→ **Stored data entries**

⁂

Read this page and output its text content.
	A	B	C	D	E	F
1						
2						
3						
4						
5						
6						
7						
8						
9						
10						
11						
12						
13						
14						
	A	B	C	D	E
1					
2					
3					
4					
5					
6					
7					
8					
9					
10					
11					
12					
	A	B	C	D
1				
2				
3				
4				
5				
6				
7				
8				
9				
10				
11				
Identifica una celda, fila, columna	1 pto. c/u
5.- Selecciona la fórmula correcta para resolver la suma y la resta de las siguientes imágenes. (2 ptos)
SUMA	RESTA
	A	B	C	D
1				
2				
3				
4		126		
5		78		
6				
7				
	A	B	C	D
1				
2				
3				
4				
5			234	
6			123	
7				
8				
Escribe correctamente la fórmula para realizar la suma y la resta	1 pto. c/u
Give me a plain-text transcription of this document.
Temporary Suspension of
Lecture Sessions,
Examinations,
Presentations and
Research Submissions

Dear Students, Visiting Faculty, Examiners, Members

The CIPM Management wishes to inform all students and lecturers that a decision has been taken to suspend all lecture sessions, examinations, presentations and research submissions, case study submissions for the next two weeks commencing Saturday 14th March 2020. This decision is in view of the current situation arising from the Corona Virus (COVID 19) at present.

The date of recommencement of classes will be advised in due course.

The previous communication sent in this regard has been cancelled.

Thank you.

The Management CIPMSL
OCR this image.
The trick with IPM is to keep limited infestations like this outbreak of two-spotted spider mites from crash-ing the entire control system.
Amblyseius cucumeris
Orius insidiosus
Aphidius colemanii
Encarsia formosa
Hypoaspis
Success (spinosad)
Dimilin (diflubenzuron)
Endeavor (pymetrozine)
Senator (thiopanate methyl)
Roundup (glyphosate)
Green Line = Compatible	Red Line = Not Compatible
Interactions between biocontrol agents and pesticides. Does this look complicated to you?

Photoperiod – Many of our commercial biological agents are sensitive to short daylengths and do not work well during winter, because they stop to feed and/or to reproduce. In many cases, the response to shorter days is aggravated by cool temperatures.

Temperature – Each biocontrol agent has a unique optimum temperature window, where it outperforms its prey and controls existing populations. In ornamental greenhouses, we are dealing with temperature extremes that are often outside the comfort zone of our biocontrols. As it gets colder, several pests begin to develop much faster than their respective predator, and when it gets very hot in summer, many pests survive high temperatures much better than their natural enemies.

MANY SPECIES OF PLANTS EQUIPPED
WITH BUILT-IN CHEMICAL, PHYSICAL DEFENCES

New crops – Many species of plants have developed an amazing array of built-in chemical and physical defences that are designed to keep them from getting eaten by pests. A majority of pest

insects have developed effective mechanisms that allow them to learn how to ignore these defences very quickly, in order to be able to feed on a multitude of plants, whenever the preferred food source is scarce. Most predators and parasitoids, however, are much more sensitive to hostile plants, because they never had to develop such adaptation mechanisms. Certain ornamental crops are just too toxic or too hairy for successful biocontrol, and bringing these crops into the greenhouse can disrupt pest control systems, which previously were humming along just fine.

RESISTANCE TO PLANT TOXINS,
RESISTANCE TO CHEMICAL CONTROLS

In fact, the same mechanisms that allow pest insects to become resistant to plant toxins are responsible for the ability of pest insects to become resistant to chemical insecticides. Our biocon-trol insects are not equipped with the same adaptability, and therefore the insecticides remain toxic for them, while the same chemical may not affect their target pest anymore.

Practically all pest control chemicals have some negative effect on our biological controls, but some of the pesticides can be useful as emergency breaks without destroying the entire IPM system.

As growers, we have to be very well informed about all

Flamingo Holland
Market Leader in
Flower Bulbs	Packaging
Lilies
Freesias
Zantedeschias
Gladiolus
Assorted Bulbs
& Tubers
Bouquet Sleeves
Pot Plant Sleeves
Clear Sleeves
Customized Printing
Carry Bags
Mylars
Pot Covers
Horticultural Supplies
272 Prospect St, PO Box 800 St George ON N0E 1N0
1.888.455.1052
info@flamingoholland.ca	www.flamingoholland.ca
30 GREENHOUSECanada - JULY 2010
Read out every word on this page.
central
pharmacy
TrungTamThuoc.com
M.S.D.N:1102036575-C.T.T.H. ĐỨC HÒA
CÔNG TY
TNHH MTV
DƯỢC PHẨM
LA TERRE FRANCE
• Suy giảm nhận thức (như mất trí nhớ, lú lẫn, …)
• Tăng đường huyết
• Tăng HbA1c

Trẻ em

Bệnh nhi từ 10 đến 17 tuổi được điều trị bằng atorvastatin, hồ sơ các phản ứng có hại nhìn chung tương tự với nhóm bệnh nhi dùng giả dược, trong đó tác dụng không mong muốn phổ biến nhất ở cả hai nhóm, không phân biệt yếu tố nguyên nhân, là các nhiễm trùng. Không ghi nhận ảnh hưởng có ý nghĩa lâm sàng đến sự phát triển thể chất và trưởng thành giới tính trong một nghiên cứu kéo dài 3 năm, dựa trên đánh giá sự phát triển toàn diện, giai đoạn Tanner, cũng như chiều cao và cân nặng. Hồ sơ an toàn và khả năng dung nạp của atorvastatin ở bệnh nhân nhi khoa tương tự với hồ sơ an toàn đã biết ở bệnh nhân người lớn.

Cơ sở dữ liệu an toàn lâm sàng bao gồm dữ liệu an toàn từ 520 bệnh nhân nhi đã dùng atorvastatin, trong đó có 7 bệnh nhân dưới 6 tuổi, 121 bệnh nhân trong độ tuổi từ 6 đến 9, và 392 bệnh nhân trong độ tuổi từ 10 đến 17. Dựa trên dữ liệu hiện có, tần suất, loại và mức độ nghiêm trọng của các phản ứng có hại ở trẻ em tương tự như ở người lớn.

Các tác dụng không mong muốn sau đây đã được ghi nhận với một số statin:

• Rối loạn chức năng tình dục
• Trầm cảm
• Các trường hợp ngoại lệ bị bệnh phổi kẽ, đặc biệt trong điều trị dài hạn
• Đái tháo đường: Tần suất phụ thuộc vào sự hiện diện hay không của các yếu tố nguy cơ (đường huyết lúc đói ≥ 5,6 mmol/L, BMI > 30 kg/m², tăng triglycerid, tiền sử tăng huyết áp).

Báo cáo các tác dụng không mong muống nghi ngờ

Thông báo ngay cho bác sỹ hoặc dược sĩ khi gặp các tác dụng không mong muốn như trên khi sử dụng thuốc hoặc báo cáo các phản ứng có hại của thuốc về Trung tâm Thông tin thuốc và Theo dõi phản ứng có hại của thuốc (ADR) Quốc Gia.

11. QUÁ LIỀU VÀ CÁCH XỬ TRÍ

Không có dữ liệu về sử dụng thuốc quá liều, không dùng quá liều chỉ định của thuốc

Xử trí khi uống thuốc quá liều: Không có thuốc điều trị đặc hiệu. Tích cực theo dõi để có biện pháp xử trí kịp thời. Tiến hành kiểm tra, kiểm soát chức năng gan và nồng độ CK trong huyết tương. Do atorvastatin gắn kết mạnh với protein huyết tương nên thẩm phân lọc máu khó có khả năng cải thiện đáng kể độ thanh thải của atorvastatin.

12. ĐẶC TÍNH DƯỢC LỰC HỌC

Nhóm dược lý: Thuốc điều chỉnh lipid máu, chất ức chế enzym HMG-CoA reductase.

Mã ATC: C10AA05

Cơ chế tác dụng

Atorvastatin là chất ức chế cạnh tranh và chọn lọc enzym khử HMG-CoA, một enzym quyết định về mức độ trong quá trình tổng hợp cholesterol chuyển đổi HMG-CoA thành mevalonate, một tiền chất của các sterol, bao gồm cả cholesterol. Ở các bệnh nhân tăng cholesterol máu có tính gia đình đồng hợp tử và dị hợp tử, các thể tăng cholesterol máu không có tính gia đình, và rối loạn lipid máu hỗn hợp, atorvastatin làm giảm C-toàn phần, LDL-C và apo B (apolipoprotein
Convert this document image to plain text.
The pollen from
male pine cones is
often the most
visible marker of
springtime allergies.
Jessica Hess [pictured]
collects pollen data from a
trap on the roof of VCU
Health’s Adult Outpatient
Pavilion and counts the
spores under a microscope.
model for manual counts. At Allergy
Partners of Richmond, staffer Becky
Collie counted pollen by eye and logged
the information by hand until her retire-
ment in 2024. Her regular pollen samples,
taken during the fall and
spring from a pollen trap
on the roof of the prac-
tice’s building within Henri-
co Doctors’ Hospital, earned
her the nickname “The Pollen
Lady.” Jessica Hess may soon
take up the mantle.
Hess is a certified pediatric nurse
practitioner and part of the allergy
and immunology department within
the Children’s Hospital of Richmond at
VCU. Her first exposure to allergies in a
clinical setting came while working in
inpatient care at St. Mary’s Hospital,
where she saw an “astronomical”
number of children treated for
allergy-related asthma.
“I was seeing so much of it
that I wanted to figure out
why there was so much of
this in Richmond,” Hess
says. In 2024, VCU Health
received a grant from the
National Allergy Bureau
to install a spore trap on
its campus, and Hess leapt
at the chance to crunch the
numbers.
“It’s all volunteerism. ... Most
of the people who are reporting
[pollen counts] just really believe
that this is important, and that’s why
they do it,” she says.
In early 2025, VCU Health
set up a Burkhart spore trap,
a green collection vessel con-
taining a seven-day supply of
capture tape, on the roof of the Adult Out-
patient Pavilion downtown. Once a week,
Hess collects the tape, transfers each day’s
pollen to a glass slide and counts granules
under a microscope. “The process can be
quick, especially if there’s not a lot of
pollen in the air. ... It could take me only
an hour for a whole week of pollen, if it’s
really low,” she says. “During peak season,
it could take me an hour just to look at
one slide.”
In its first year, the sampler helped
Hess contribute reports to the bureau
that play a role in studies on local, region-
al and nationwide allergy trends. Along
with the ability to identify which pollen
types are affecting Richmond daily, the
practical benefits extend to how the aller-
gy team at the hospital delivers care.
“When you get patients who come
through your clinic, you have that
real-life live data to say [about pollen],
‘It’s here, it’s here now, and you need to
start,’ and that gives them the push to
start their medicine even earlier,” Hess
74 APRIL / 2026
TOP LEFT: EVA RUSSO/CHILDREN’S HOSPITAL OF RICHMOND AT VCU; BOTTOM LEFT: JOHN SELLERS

⁂

Look through the data above. Copy every line with the string "agents" in it.

Interactions between biocontrol agents and pesticides. Does this look complicated to you?
Photoperiod – Many of our commercial biological agents are sensitive to short daylengths and do not work well during winter, because they stop to feed and/or to reproduce. In many cases, the response to shorter days is aggravated by cool temperatures.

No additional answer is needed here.